▶ Stored records
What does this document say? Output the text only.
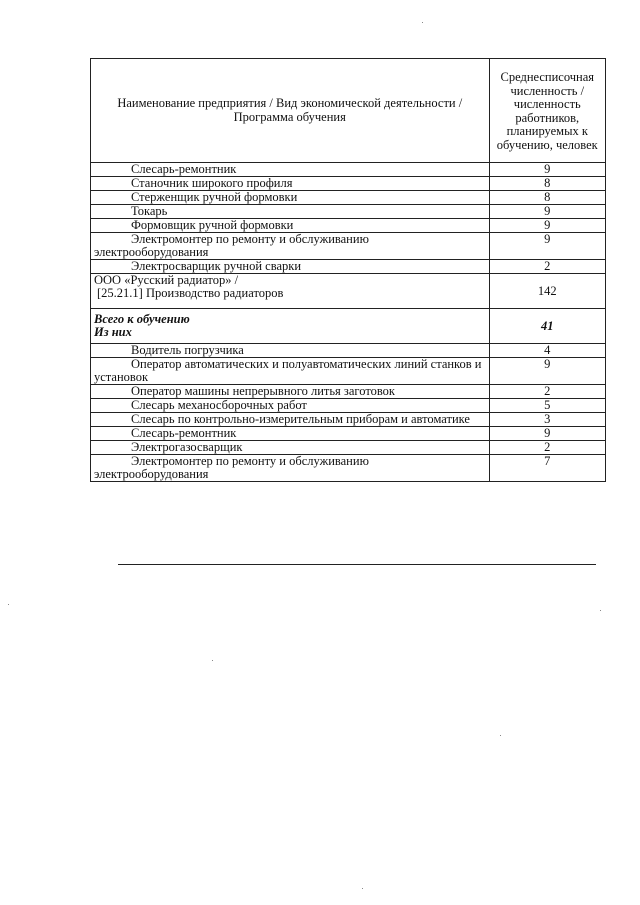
Наименование предприятия / Вид экономической деятельности / Программа обучения	Среднесписочная численность / численность работников, планируемых к обучению, человек
Слесарь-ремонтник	9
Станочник широкого профиля	8
Стерженщик ручной формовки	8
Токарь	9
Формовщик ручной формовки	9
Электромонтер по ремонту и обслуживанию электрооборудования	9
Электросварщик ручной сварки	2

ООО «Русский радиатор» /
[25.21.1] Производство радиаторов	142

Всего к обучению
Из них	41
Водитель погрузчика	4
Оператор автоматических и полуавтоматических линий станков и установок	9
Оператор машины непрерывного литья заготовок	2
Слесарь механосборочных работ	5
Слесарь по контрольно-измерительным приборам и автоматике	3
Слесарь-ремонтник	9
Электрогазосварщик	2
Электромонтер по ремонту и обслуживанию электрооборудования	7
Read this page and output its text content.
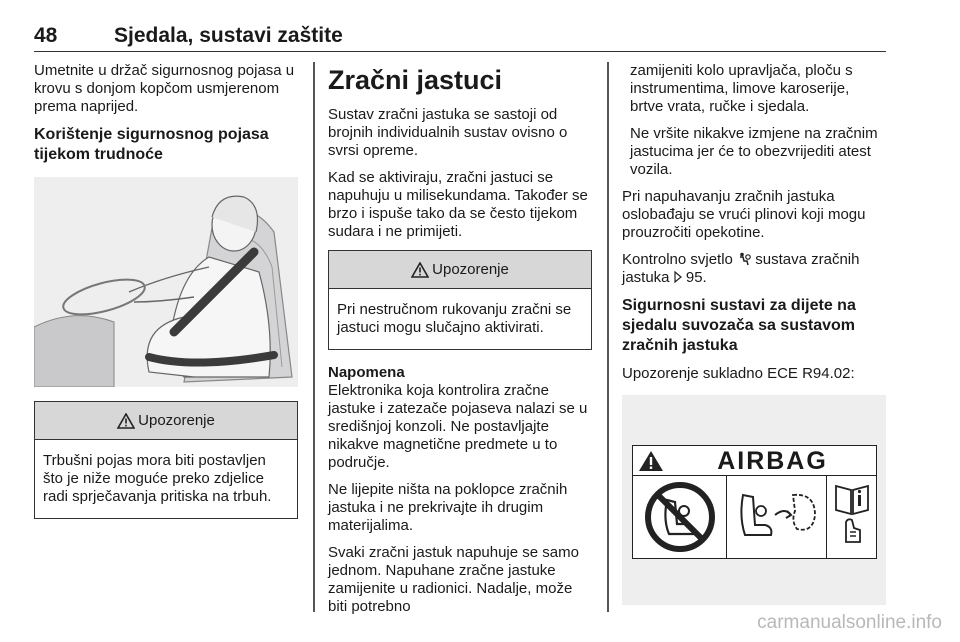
48	Sjedala, sustavi zaštite

Umetnite u držač sigurnosnog pojasa u krovu s donjom kopčom usmjerenom prema naprijed.

Korištenje sigurnosnog pojasa tijekom trudnoće
Upozorenje
Trbušni pojas mora biti postavljen što je niže moguće preko zdjelice radi sprječavanja pritiska na trbuh.
Zračni jastuci

Sustav zračni jastuka se sastoji od brojnih individualnih sustav ovisno o svrsi opreme.

Kad se aktiviraju, zračni jastuci se napuhuju u milisekundama. Također se brzo i ispuše tako da se često tijekom sudara i ne primijeti.

Upozorenje
Pri nestručnom rukovanju zračni se jastuci mogu slučajno aktivirati.
Napomena

Elektronika koja kontrolira zračne jastuke i zatezače pojaseva nalazi se u središnjoj konzoli. Ne postavljajte nikakve magnetične predmete u to područje.

Ne lijepite ništa na poklopce zračnih jastuka i ne prekrivajte ih drugim materijalima.

Svaki zračni jastuk napuhuje se samo jednom. Napuhane zračne jastuke zamijenite u radionici. Nadalje, može biti potrebno

zamijeniti kolo upravljača, ploču s instrumentima, limove karoserije, brtve vrata, ručke i sjedala.

Ne vršite nikakve izmjene na zračnim jastucima jer će to obezvrijediti atest vozila.

Pri napuhavanju zračnih jastuka oslobađaju se vrući plinovi koji mogu prouzročiti opekotine.

Kontrolno svjetlo sustava zračnih jastuka 95.

Sigurnosni sustavi za dijete na sjedalu suvozača sa sustavom zračnih jastuka

Upozorenje sukladno ECE R94.02:

AIRBAG
carmanualsonline.info
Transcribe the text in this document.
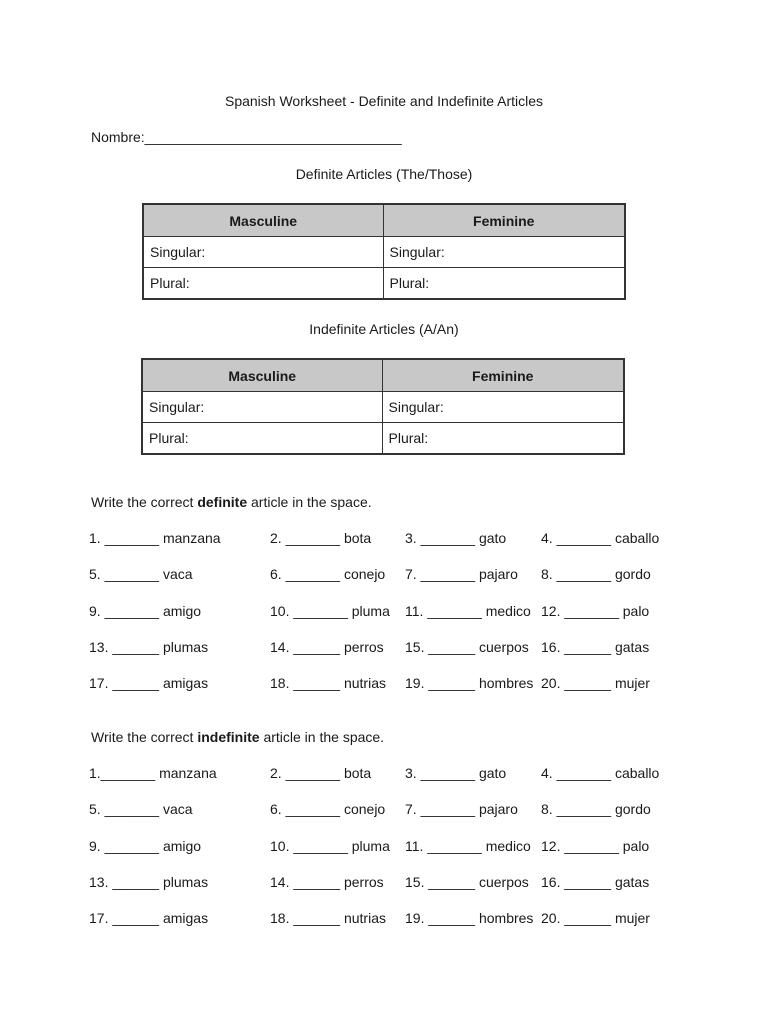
Spanish Worksheet - Definite and Indefinite Articles
Nombre:_________________________________
Definite Articles (The/Those)
Masculine	Feminine
Singular:	Singular:
Plural:	Plural:
Indefinite Articles (A/An)
Masculine	Feminine
Singular:	Singular:
Plural:	Plural:
Write the correct definite article in the space.
1. _______ manzana	2. _______ bota 3. _______ gato 4. _______ caballo
5. _______ vaca	6. _______ conejo 7. _______ pajaro 8. _______ gordo
9. _______ amigo	10. _______ pluma 11. _______ medico 12. _______ palo
13. ______ plumas	14. ______ perros 15. ______ cuerpos 16. ______ gatas
17. ______ amigas	18. ______ nutrias 19. ______ hombres 20. ______ mujer
Write the correct indefinite article in the space.
1._______ manzana	2. _______ bota 3. _______ gato 4. _______ caballo
5. _______ vaca	6. _______ conejo 7. _______ pajaro 8. _______ gordo
9. _______ amigo	10. _______ pluma 11. _______ medico 12. _______ palo
13. ______ plumas	14. ______ perros 15. ______ cuerpos 16. ______ gatas
17. ______ amigas	18. ______ nutrias 19. ______ hombres 20. ______ mujer
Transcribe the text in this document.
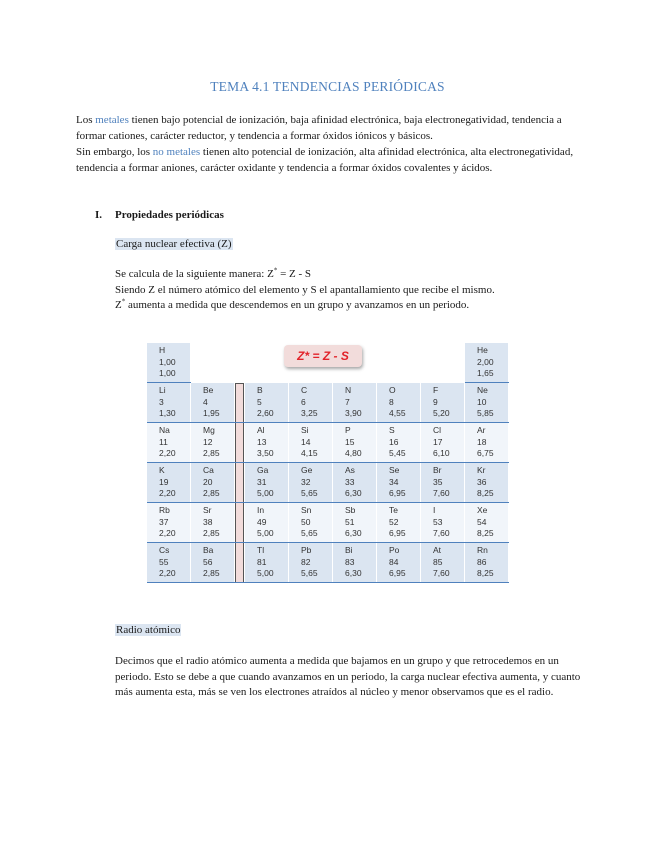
TEMA 4.1 TENDENCIAS PERIÓDICAS
Los metales tienen bajo potencial de ionización, baja afinidad electrónica, baja electronegatividad, tendencia a formar cationes, carácter reductor, y tendencia a formar óxidos iónicos y básicos.
Sin embargo, los no metales tienen alto potencial de ionización, alta afinidad electrónica, alta electronegatividad, tendencia a formar aniones, carácter oxidante y tendencia a formar óxidos covalentes y ácidos.
I. Propiedades periódicas
Carga nuclear efectiva (Z)
Se calcula de la siguiente manera: Z* = Z - S
Siendo Z el número atómico del elemento y S el apantallamiento que recibe el mismo.
Z* aumenta a medida que descendemos en un grupo y avanzamos en un periodo.
H
1,00
1,00
He
2,00
1,65
Li
3
1,30
Be
4
1,95
B
5
2,60
C
6
3,25
N
7
3,90
O
8
4,55
F
9
5,20
Ne
10
5,85
Na
11
2,20
Mg
12
2,85
Al
13
3,50
Si
14
4,15
P
15
4,80
S
16
5,45
Cl
17
6,10
Ar
18
6,75
K
19
2,20
Ca
20
2,85
Ga
31
5,00
Ge
32
5,65
As
33
6,30
Se
34
6,95
Br
35
7,60
Kr
36
8,25
Rb
37
2,20
Sr
38
2,85
In
49
5,00
Sn
50
5,65
Sb
51
6,30
Te
52
6,95
I
53
7,60
Xe
54
8,25
Cs
55
2,20
Ba
56
2,85
Tl
81
5,00
Pb
82
5,65
Bi
83
6,30
Po
84
6,95
At
85
7,60
Rn
86
8,25
Z* = Z - S
Radio atómico
Decimos que el radio atómico aumenta a medida que bajamos en un grupo y que retrocedemos en un periodo. Esto se debe a que cuando avanzamos en un periodo, la carga nuclear efectiva aumenta, y cuanto más aumenta esta, más se ven los electrones atraídos al núcleo y menor observamos que es el radio.
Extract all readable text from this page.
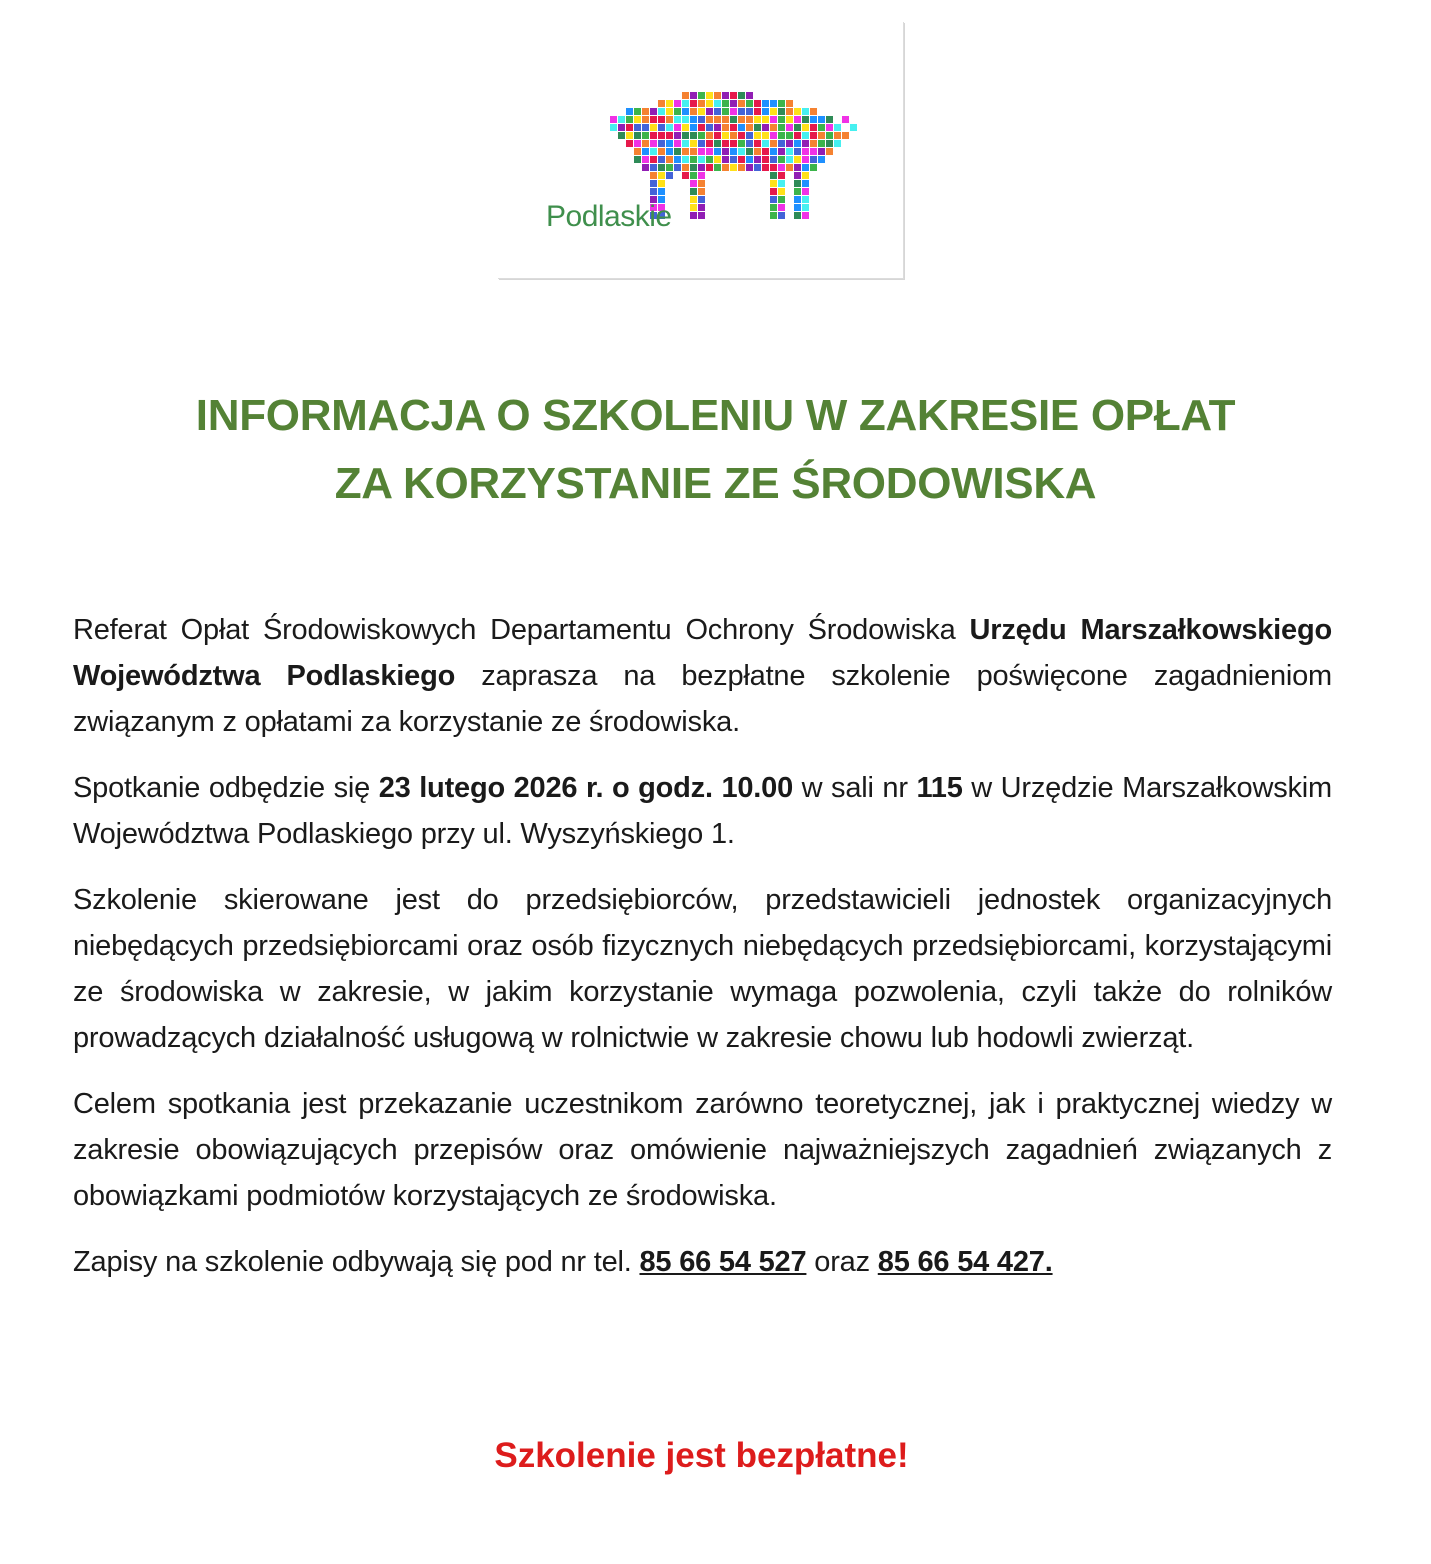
Podlaskie
INFORMACJA O SZKOLENIU W ZAKRESIE OPŁAT
ZA KORZYSTANIE ZE ŚRODOWISKA

Referat Opłat Środowiskowych Departamentu Ochrony Środowiska Urzędu Marszałkowskiego Województwa Podlaskiego zaprasza na bezpłatne szkolenie poświęcone zagadnieniom związanym z opłatami za korzystanie ze środowiska.

Spotkanie odbędzie się 23 lutego 2026 r. o godz. 10.00 w sali nr 115 w Urzędzie Marszałkowskim Województwa Podlaskiego przy ul. Wyszyńskiego 1.

Szkolenie skierowane jest do przedsiębiorców, przedstawicieli jednostek organizacyjnych niebędących przedsiębiorcami oraz osób fizycznych niebędących przedsiębiorcami, korzystającymi ze środowiska w zakresie, w jakim korzystanie wymaga pozwolenia, czyli także do rolników prowadzących działalność usługową w rolnictwie w zakresie chowu lub hodowli zwierząt.

Celem spotkania jest przekazanie uczestnikom zarówno teoretycznej, jak i praktycznej wiedzy w zakresie obowiązujących przepisów oraz omówienie najważniejszych zagadnień związanych z obowiązkami podmiotów korzystających ze środowiska.

Zapisy na szkolenie odbywają się pod nr tel. 85 66 54 527 oraz 85 66 54 427.

Szkolenie jest bezpłatne!
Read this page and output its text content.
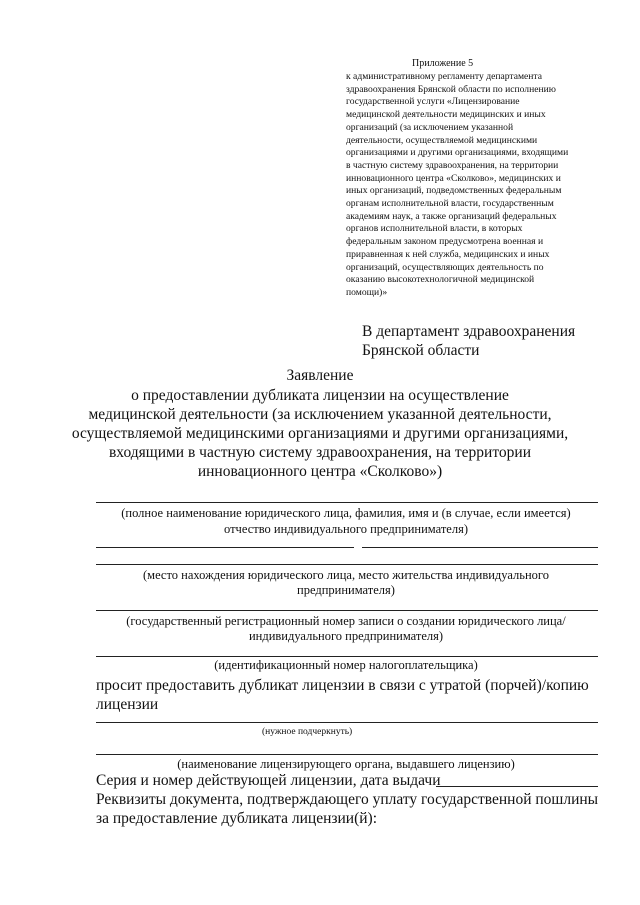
Приложение 5
к административному регламенту департамента
здравоохранения Брянской области по исполнению
государственной услуги «Лицензирование
медицинской деятельности медицинских и иных
организаций (за исключением указанной
деятельности, осуществляемой медицинскими
организациями и другими организациями, входящими
в частную систему здравоохранения, на территории
инновационного центра «Сколково», медицинских и
иных организаций, подведомственных федеральным
органам исполнительной власти, государственным
академиям наук, а также организаций федеральных
органов исполнительной власти, в которых
федеральным законом предусмотрена военная и
приравненная к ней служба, медицинских и иных
организаций, осуществляющих деятельность по
оказанию высокотехнологичной медицинской
помощи)»
В департамент здравоохранения
Брянской области
Заявление
о предоставлении дубликата лицензии на осуществление
медицинской деятельности (за исключением указанной деятельности,
осуществляемой медицинскими организациями и другими организациями,
входящими в частную систему здравоохранения, на территории
инновационного центра «Сколково»)
(полное наименование юридического лица, фамилия, имя и (в случае, если имеется)
отчество индивидуального предпринимателя)
(место нахождения юридического лица, место жительства индивидуального
предпринимателя)
(государственный регистрационный номер записи о создании юридического лица/
индивидуального предпринимателя)
(идентификационный номер налогоплательщика)
просит предоставить дубликат лицензии в связи с утратой (порчей)/копию
лицензии
(нужное подчеркнуть)
(наименование лицензирующего органа, выдавшего лицензию)
Серия и номер действующей лицензии, дата выдачи
Реквизиты документа, подтверждающего уплату государственной пошлины
за предоставление дубликата лицензии(й):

▶ Problem
Copy each line above containing the string "организациями".

▶ Task solution
организациями и другими организациями, входящими
осуществляемой медицинскими организациями и другими организациями,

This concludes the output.